*** RAW RECORDS ***

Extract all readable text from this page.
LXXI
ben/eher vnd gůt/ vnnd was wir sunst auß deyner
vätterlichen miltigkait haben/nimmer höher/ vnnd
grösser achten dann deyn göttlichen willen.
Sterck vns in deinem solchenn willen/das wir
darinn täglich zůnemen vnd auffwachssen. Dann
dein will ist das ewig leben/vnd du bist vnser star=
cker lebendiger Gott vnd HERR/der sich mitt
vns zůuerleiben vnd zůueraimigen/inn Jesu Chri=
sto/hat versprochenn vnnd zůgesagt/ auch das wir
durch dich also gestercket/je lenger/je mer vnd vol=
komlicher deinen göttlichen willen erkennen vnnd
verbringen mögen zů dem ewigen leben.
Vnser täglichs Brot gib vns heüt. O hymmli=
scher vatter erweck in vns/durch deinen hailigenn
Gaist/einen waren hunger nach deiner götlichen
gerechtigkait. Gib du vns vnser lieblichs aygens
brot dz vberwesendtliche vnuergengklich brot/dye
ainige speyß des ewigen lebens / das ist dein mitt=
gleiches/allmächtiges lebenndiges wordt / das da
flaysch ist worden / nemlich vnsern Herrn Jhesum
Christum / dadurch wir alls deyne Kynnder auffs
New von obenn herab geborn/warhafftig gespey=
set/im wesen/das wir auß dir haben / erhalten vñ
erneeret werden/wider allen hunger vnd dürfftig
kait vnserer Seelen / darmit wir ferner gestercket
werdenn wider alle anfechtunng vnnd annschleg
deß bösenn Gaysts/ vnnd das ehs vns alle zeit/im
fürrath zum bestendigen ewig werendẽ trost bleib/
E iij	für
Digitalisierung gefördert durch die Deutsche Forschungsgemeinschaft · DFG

***

# SET EXERCISE
Please set down the whole listing above without altering a single line.

# EXPECTED ANSWER
Extract all readable text from this page.
LXXI
ben/eher vnd gůt/ vnnd was wir sunst auß deyner
vätterlichen miltigkait haben/nimmer höher/ vnnd
grösser achten dann deyn göttlichen willen.
Sterck vns in deinem solchenn willen/das wir
darinn täglich zůnemen vnd auffwachssen. Dann
dein will ist das ewig leben/vnd du bist vnser star=
cker lebendiger Gott vnd HERR/der sich mitt
vns zůuerleiben vnd zůueraimigen/inn Jesu Chri=
sto/hat versprochenn vnnd zůgesagt/ auch das wir
durch dich also gestercket/je lenger/je mer vnd vol=
komlicher deinen göttlichen willen erkennen vnnd
verbringen mögen zů dem ewigen leben.
Vnser täglichs Brot gib vns heüt. O hymmli=
scher vatter erweck in vns/durch deinen hailigenn
Gaist/einen waren hunger nach deiner götlichen
gerechtigkait. Gib du vns vnser lieblichs aygens
brot dz vberwesendtliche vnuergengklich brot/dye
ainige speyß des ewigen lebens / das ist dein mitt=
gleiches/allmächtiges lebenndiges wordt / das da
flaysch ist worden / nemlich vnsern Herrn Jhesum
Christum / dadurch wir alls deyne Kynnder auffs
New von obenn herab geborn/warhafftig gespey=
set/im wesen/das wir auß dir haben / erhalten vñ
erneeret werden/wider allen hunger vnd dürfftig
kait vnserer Seelen / darmit wir ferner gestercket
werdenn wider alle anfechtunng vnnd annschleg
deß bösenn Gaysts/ vnnd das ehs vns alle zeit/im
fürrath zum bestendigen ewig werendẽ trost bleib/
E iij	für
Digitalisierung gefördert durch die Deutsche Forschungsgemeinschaft · DFG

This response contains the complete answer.